Data entries

___

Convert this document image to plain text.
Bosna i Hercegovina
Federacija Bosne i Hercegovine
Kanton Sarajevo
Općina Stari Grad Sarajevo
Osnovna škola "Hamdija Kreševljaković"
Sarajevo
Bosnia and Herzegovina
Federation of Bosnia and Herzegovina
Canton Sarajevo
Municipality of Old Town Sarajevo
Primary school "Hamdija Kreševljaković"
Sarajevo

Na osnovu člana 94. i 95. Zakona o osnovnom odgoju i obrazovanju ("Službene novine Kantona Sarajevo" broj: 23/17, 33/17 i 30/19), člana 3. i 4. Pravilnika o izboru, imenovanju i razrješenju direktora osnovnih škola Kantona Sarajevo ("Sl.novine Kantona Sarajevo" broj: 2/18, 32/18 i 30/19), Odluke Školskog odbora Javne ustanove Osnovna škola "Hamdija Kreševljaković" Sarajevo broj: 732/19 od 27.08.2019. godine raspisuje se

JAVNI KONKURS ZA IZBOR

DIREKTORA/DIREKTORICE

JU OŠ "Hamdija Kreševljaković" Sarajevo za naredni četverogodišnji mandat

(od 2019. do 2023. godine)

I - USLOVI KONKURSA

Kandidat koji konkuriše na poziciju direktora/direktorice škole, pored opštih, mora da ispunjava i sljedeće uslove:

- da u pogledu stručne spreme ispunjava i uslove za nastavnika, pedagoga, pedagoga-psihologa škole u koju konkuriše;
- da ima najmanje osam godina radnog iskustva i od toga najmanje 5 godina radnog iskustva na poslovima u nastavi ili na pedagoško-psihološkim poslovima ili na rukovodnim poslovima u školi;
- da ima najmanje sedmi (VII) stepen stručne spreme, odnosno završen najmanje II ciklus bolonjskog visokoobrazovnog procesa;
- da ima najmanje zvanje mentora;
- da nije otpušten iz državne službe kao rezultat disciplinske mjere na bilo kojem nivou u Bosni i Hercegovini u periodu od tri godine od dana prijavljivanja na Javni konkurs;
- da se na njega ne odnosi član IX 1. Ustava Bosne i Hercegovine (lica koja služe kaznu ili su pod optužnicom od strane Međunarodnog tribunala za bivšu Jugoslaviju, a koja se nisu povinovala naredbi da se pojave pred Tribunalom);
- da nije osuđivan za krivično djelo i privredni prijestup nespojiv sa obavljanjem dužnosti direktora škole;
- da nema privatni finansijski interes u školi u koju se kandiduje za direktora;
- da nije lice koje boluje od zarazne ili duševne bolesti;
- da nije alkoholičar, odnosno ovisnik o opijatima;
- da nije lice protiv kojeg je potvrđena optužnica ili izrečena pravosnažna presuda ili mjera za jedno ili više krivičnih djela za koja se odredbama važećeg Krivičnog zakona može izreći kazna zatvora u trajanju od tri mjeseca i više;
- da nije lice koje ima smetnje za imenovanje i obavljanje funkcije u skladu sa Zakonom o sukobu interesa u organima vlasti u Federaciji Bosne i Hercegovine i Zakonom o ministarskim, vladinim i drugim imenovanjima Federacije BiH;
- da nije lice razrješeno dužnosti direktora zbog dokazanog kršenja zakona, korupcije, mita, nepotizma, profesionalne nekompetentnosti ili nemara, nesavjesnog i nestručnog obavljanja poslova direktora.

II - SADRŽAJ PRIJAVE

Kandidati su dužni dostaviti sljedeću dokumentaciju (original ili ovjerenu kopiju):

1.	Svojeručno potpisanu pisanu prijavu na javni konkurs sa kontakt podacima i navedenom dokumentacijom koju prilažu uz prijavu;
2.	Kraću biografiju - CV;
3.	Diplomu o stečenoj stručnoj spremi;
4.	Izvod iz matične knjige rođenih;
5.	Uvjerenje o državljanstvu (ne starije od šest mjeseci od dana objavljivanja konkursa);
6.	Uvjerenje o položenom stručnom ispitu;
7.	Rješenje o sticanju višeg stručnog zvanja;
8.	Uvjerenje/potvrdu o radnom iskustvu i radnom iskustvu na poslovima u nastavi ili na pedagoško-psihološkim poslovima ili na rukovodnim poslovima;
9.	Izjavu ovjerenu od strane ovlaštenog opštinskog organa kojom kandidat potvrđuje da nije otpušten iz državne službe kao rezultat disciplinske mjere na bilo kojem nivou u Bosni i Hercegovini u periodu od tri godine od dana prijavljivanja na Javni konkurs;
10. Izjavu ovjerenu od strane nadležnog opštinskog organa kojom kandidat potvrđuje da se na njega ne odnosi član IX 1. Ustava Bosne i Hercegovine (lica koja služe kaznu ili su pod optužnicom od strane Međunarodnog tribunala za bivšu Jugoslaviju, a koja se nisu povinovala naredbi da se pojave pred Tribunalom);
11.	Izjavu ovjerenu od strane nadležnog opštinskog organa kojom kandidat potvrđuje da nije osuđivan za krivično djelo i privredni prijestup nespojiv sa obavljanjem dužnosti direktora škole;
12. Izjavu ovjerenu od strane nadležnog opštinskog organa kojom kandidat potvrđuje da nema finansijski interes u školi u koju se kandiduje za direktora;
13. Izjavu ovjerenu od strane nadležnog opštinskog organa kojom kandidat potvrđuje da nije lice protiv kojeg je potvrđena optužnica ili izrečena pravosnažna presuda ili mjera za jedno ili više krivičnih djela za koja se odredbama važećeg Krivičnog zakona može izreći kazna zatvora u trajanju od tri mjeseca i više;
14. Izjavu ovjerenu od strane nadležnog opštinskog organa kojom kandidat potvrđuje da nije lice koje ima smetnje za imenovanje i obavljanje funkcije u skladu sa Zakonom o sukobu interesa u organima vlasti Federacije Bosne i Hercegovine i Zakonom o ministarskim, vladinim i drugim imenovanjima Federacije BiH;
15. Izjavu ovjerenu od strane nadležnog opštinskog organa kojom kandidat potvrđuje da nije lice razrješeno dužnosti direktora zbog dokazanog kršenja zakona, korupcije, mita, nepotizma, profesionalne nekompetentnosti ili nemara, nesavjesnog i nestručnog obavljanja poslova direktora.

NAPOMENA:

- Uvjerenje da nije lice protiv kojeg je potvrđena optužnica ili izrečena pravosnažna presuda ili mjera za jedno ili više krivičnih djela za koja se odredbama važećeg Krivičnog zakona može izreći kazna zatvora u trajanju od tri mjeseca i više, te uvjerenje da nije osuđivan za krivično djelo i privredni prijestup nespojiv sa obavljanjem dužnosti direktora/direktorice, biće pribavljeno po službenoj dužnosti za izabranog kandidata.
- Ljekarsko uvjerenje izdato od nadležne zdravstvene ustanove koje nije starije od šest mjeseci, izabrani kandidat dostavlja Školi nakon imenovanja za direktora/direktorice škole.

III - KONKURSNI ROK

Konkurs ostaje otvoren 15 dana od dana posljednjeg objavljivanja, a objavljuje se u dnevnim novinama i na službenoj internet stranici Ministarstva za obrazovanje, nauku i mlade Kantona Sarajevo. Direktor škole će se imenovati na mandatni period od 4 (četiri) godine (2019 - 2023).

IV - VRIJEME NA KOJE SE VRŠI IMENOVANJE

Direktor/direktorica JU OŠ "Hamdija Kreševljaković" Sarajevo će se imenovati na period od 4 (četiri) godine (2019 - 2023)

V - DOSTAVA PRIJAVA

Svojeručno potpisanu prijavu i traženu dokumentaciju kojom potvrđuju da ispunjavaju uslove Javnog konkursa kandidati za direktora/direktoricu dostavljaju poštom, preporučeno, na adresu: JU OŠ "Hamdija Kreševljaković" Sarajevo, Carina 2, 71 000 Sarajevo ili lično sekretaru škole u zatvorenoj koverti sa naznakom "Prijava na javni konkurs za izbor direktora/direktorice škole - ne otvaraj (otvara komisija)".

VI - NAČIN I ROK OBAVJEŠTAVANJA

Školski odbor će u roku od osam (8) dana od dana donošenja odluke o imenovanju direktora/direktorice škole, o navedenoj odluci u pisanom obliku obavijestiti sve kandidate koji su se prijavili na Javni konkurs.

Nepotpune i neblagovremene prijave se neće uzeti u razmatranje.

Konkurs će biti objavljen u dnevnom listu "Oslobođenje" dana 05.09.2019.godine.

___

Show the lines of the data that hold the word "tribunala".

▶ [Response to this task]:
- da se na njega ne odnosi član IX 1. Ustava Bosne i Hercegovine (lica koja služe kaznu ili su pod optužnicom od strane Međunarodnog tribunala za bivšu Jugoslaviju, a koja se nisu povinovala naredbi da se pojave pred Tribunalom);
10. Izjavu ovjerenu od strane nadležnog opštinskog organa kojom kandidat potvrđuje da se na njega ne odnosi član IX 1. Ustava Bosne i Hercegovine (lica koja služe kaznu ili su pod optužnicom od strane Međunarodnog tribunala za bivšu Jugoslaviju, a koja se nisu povinovala naredbi da se pojave pred Tribunalom);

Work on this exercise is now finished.